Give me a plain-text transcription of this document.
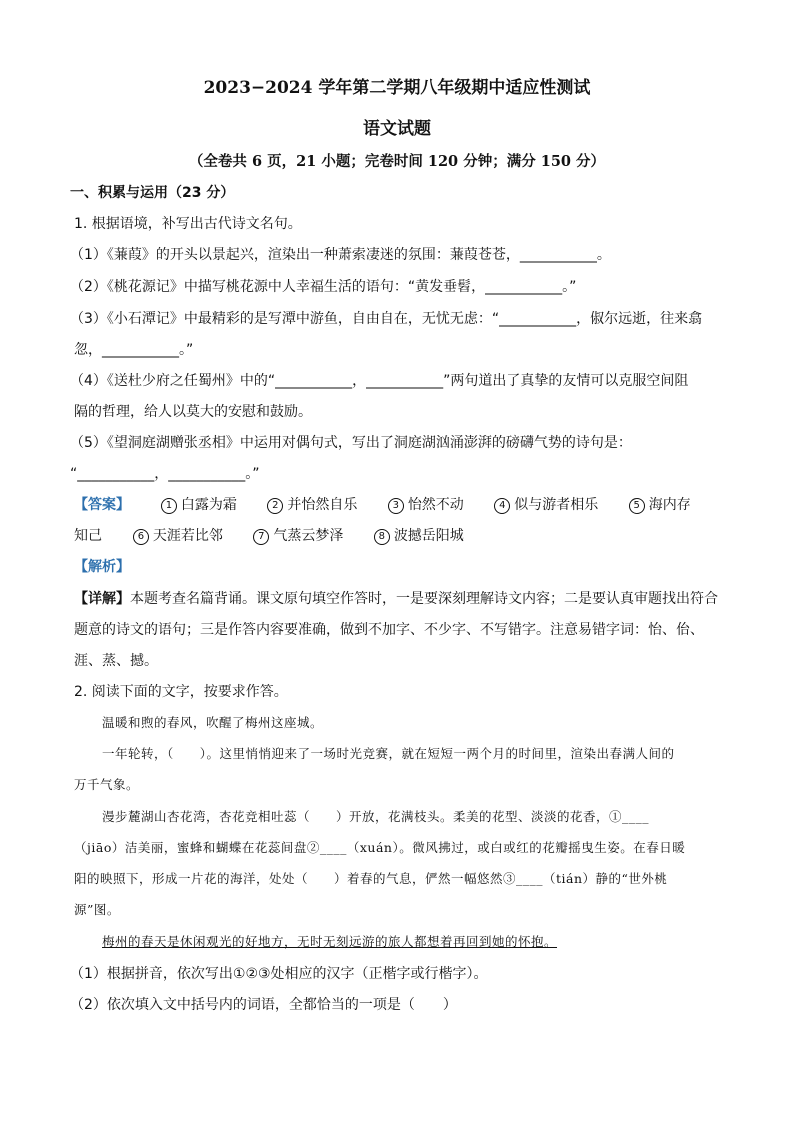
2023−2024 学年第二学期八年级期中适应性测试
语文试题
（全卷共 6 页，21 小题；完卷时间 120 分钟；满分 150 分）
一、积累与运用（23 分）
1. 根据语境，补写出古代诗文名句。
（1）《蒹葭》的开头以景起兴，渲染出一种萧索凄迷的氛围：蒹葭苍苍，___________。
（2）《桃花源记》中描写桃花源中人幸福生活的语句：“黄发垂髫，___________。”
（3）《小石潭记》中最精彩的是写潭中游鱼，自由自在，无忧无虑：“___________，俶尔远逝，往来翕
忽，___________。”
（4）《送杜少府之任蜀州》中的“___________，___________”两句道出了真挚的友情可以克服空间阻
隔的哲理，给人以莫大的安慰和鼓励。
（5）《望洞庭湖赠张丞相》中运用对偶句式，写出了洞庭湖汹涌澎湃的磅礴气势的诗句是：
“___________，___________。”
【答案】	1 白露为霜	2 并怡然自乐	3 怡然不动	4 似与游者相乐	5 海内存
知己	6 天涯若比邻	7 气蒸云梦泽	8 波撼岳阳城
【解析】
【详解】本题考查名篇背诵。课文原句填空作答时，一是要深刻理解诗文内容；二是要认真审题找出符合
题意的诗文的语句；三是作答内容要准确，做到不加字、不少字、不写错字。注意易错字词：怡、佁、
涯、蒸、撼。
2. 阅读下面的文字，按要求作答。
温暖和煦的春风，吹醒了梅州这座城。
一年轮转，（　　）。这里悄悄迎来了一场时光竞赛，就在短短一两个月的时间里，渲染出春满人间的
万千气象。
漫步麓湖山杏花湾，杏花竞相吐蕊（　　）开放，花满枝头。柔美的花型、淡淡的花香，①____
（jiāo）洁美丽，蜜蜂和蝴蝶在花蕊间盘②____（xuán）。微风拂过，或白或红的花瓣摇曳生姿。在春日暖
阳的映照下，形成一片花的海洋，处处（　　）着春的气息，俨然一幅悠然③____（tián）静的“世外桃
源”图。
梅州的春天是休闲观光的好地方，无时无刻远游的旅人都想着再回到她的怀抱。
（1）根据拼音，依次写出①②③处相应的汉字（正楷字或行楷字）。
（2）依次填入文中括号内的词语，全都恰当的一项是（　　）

§

[PROBLEM TO SOLVE] Give back the entries verbatim. Do not include any picture.

[SOLUTION TO THIS PROBLEM]
Give me a plain-text transcription of this document.
2023−2024 学年第二学期八年级期中适应性测试
语文试题
（全卷共 6 页，21 小题；完卷时间 120 分钟；满分 150 分）
一、积累与运用（23 分）
1. 根据语境，补写出古代诗文名句。
（1）《蒹葭》的开头以景起兴，渲染出一种萧索凄迷的氛围：蒹葭苍苍，___________。
（2）《桃花源记》中描写桃花源中人幸福生活的语句：“黄发垂髫，___________。”
（3）《小石潭记》中最精彩的是写潭中游鱼，自由自在，无忧无虑：“___________，俶尔远逝，往来翕
忽，___________。”
（4）《送杜少府之任蜀州》中的“___________，___________”两句道出了真挚的友情可以克服空间阻
隔的哲理，给人以莫大的安慰和鼓励。
（5）《望洞庭湖赠张丞相》中运用对偶句式，写出了洞庭湖汹涌澎湃的磅礴气势的诗句是：
“___________，___________。”
【答案】	1 白露为霜	2 并怡然自乐	3 怡然不动	4 似与游者相乐	5 海内存
知己	6 天涯若比邻	7 气蒸云梦泽	8 波撼岳阳城
【解析】
【详解】本题考查名篇背诵。课文原句填空作答时，一是要深刻理解诗文内容；二是要认真审题找出符合
题意的诗文的语句；三是作答内容要准确，做到不加字、不少字、不写错字。注意易错字词：怡、佁、
涯、蒸、撼。
2. 阅读下面的文字，按要求作答。
温暖和煦的春风，吹醒了梅州这座城。
一年轮转，（　　）。这里悄悄迎来了一场时光竞赛，就在短短一两个月的时间里，渲染出春满人间的
万千气象。
漫步麓湖山杏花湾，杏花竞相吐蕊（　　）开放，花满枝头。柔美的花型、淡淡的花香，①____
（jiāo）洁美丽，蜜蜂和蝴蝶在花蕊间盘②____（xuán）。微风拂过，或白或红的花瓣摇曳生姿。在春日暖
阳的映照下，形成一片花的海洋，处处（　　）着春的气息，俨然一幅悠然③____（tián）静的“世外桃
源”图。
梅州的春天是休闲观光的好地方，无时无刻远游的旅人都想着再回到她的怀抱。
（1）根据拼音，依次写出①②③处相应的汉字（正楷字或行楷字）。
（2）依次填入文中括号内的词语，全都恰当的一项是（　　）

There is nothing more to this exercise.